** START EXTRACT TO READ **

Importing Spreadsheet to Database

Hi
I’ve created a LibreOffice spreadsheet which I call “Index of Films in Print.” It has four columns: title, director, premiere date, and availability (where you can buy it or watch online). Eventually I want to create a web page where the data can be sorted by each column. So far I have 2,400 rows. My goal is to index every film in print. My understanding is that for large amounts of data I should use a database rather than a spreadsheet for the web page. I’m an absolute beginner with database. I’ve tried setting up one, connecting to my spreadsheet (which I saved as a csv file) and I created a form in design view with four label boxes and four text boxes which I grouped together. I can see all my data and it’s in the correct boxes. Here are the problems:

  1. the text in my spreadsheet had hyperlinks and it seems they weren’t imported
  2. special characters have been reformatted (e.g. “Crazy Cinématographe. Europäisches Jahrmarktkino” was converted to “Crazy Cinématographe: Europäisches Jahrmarktkino”) When I try to enter text in the text boxes (with design mode off) nothing happens

Any suggestions or pointers would be very much appreciated.

** END EXTRACT TO READ **
** START INFORMATION SHOWN **

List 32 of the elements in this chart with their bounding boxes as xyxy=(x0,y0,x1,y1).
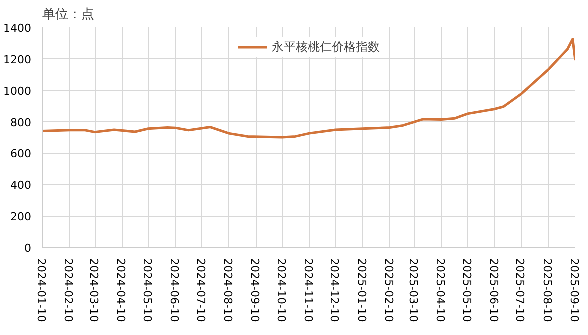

** END INFORMATION SHOWN **

**WORK TO COMPLETE:**
1. Reproduce the stretch of the forum post on importing a spreadsheet into a database from "1. the text" through "very much appreciated.".
2. In the forum post on importing a spreadsheet into a database, condense the paragraph beginning "I've created a LibreOffice spreadsheet" into a bulleted list that keeps its main facts.
3. Extend the forum post on importing a spreadsheet into a database, starting after its final sentence.
The material shown above comes from a separate source unrelated to the forum post.

**IN RESPONSE:**
1.
1. the text in my spreadsheet had hyperlinks and it seems they weren’t imported
  2. special characters have been reformatted (e.g. “Crazy Cinématographe. Europäisches Jahrmarktkino” was converted to “Crazy Cinématographe: Europäisches Jahrmarktkino”) When I try to enter text in the text boxes (with design mode off) nothing happens

Any suggestions or pointers would be very much appreciated.

2.
- The writer made a LibreOffice spreadsheet called "Index of Films in Print."
- It has four columns: title, director, premiere date, and availability (where to buy or watch the film online).
- It currently has 2,400 rows, and the goal is to index every film in print.
- The writer eventually wants a web page where the data can be sorted by each column.
- The writer understands that a database suits large amounts of data on a web page better than a spreadsheet does.
- The writer is an absolute beginner with databases.
- The writer set up a database connected to the spreadsheet, which was saved as a CSV file.
- In design view, the writer built a form with four label boxes and four text boxes, grouped together.
- All the data is visible in the correct boxes, but some problems remain.

3.
Hi @nerves,

If you want to index every film in print and provide something online, I suggest that you look into other database technologies like MySQL. You could even use a Base front-end to connect to MySQL.

Migrating a Base database to MySQL at a later point is possible, but given that you’re already running into some issues with character encoding, I’d try to move from your spreadsheet directly to a database that you can use online.

Do you have web hosting right now? If so, ask them about what kinds of databases they make available to their users. That could help you decide what tools to use to create and manage your film database.

One more quick design note: Given the number of films in print right now, I suggest that you only display a fraction of the film titles on each page. That will make your web application much faster and make it easier for people with older computers or limited system resources to view your website.

Thanks quibit. I have web hosting with dreamhost and will contact them.

Hi qubit, dreamhost does have MySQL and I was able to import my spreadsheet as a csv file. I’m not sure what the next step is. I want it to look pretty much like this: http://www.danwillardmusic.com/filmindex/ . The problem is that the HTML tables in the web design software I’ve used (Kompozer and

Seamonkey) are limited to 1,000 rows. So is it possible to create a page(s) like the one above except with an unlimited amount of rows? If I can do this with MySQL please point me in the right direction. I want the columns to be sortable and have anchor text.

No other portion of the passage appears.